SOURCE MATERIAL:
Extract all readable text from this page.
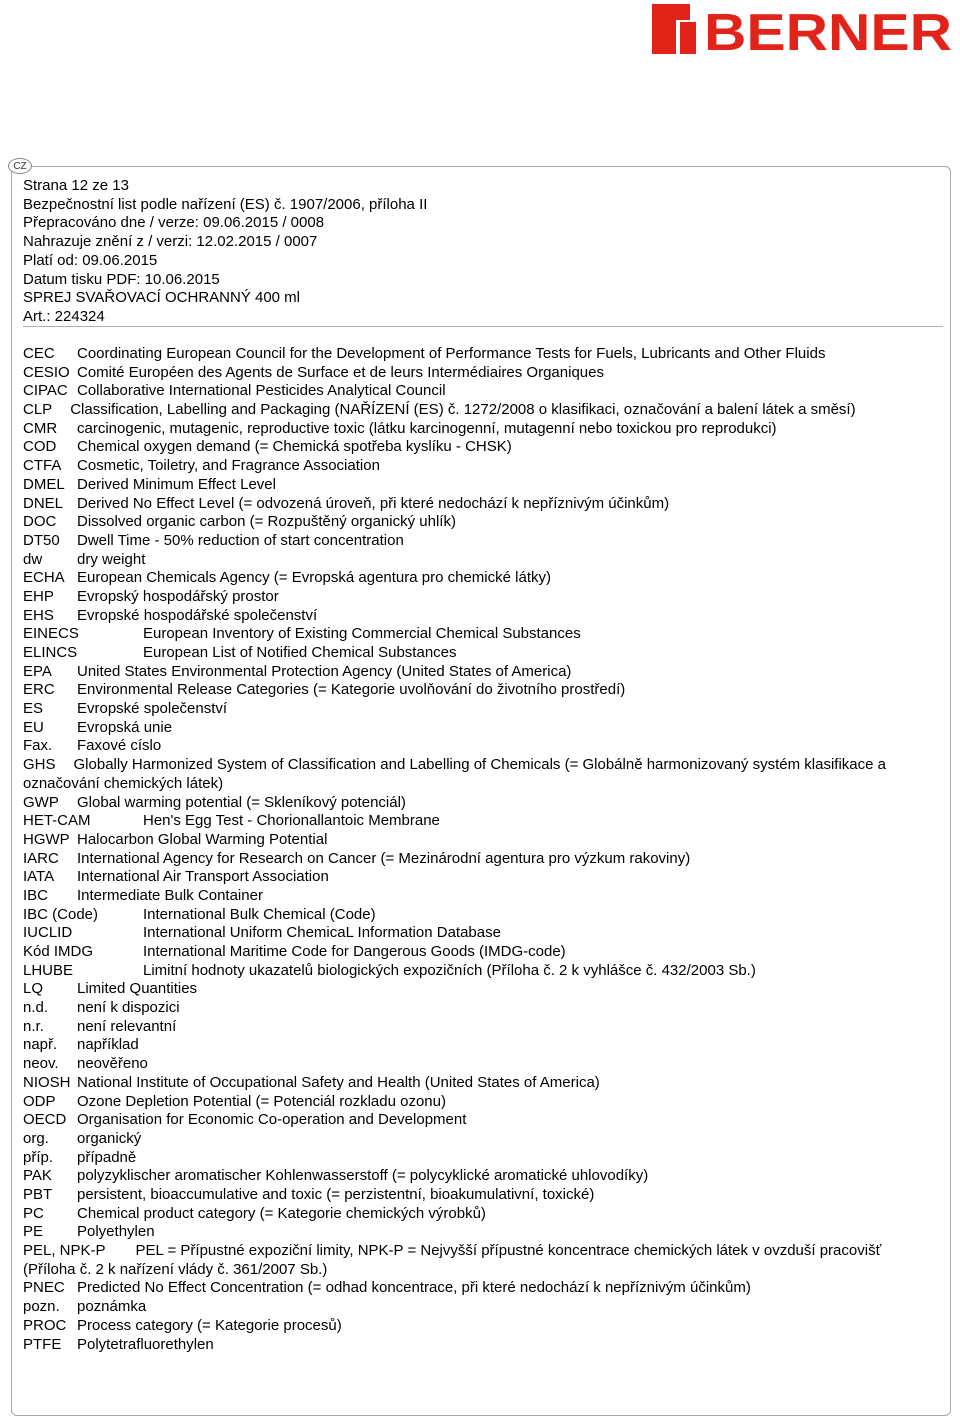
BERNER
CZ
Strana 12 ze 13
Bezpečnostní list podle nařízení (ES) č. 1907/2006, příloha II
Přepracováno dne / verze: 09.06.2015 / 0008
Nahrazuje znění z / verzi: 12.02.2015 / 0007
Platí od: 09.06.2015
Datum tisku PDF: 10.06.2015
SPREJ SVAŘOVACÍ OCHRANNÝ 400 ml
Art.: 224324
CEC Coordinating European Council for the Development of Performance Tests for Fuels, Lubricants and Other Fluids
CESIO Comité Européen des Agents de Surface et de leurs Intermédiaires Organiques
CIPAC Collaborative International Pesticides Analytical Council
CLP Classification, Labelling and Packaging (NAŘÍZENÍ (ES) č. 1272/2008 o klasifikaci, označování a balení látek a směsí)
CMR carcinogenic, mutagenic, reproductive toxic (látku karcinogenní, mutagenní nebo toxickou pro reprodukci)
COD Chemical oxygen demand (= Chemická spotřeba kyslíku - CHSK)
CTFA Cosmetic, Toiletry, and Fragrance Association
DMEL Derived Minimum Effect Level
DNEL Derived No Effect Level (= odvozená úroveň, při které nedochází k nepříznivým účinkům)
DOC Dissolved organic carbon (= Rozpuštěný organický uhlík)
DT50 Dwell Time - 50% reduction of start concentration
dw dry weight
ECHA European Chemicals Agency (= Evropská agentura pro chemické látky)
EHP Evropský hospodářský prostor
EHS Evropské hospodářské společenství
EINECS	European Inventory of Existing Commercial Chemical Substances
ELINCS	European List of Notified Chemical Substances
EPA United States Environmental Protection Agency (United States of America)
ERC Environmental Release Categories (= Kategorie uvolňování do životního prostředí)
ES Evropské společenství
EU Evropská unie
Fax. Faxové císlo
GHS Globally Harmonized System of Classification and Labelling of Chemicals (= Globálně harmonizovaný systém klasifikace a označování chemických látek)
GWP Global warming potential (= Skleníkový potenciál)
HET-CAM	Hen's Egg Test - Chorionallantoic Membrane
HGWP Halocarbon Global Warming Potential
IARC International Agency for Research on Cancer (= Mezinárodní agentura pro výzkum rakoviny)
IATA International Air Transport Association
IBC Intermediate Bulk Container
IBC (Code)	International Bulk Chemical (Code)
IUCLID	International Uniform ChemicaL Information Database
Kód IMDG	International Maritime Code for Dangerous Goods (IMDG-code)
LHUBE	Limitní hodnoty ukazatelů biologických expozičních (Příloha č. 2 k vyhlášce č. 432/2003 Sb.)
LQ Limited Quantities
n.d. není k dispozici
n.r. není relevantní
např. například
neov. neověřeno
NIOSH National Institute of Occupational Safety and Health (United States of America)
ODP Ozone Depletion Potential (= Potenciál rozkladu ozonu)
OECD Organisation for Economic Co-operation and Development
org. organický
příp. případně
PAK polyzyklischer aromatischer Kohlenwasserstoff (= polycyklické aromatické uhlovodíky)
PBT persistent, bioaccumulative and toxic (= perzistentní, bioakumulativní, toxické)
PC Chemical product category (= Kategorie chemických výrobků)
PE Polyethylen
PEL, NPK-P PEL = Přípustné expoziční limity, NPK-P = Nejvyšší přípustné koncentrace chemických látek v ovzduší pracovišť (Příloha č. 2 k nařízení vlády č. 361/2007 Sb.)
PNEC Predicted No Effect Concentration (= odhad koncentrace, při které nedochází k nepříznivým účinkům)
pozn. poznámka
PROC Process category (= Kategorie procesů)
PTFE Polytetrafluorethylen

BRIEF:
Give the count of lines that hold the word "Council", with nothing added.

ANSWER TO THIS EXERCISE:
2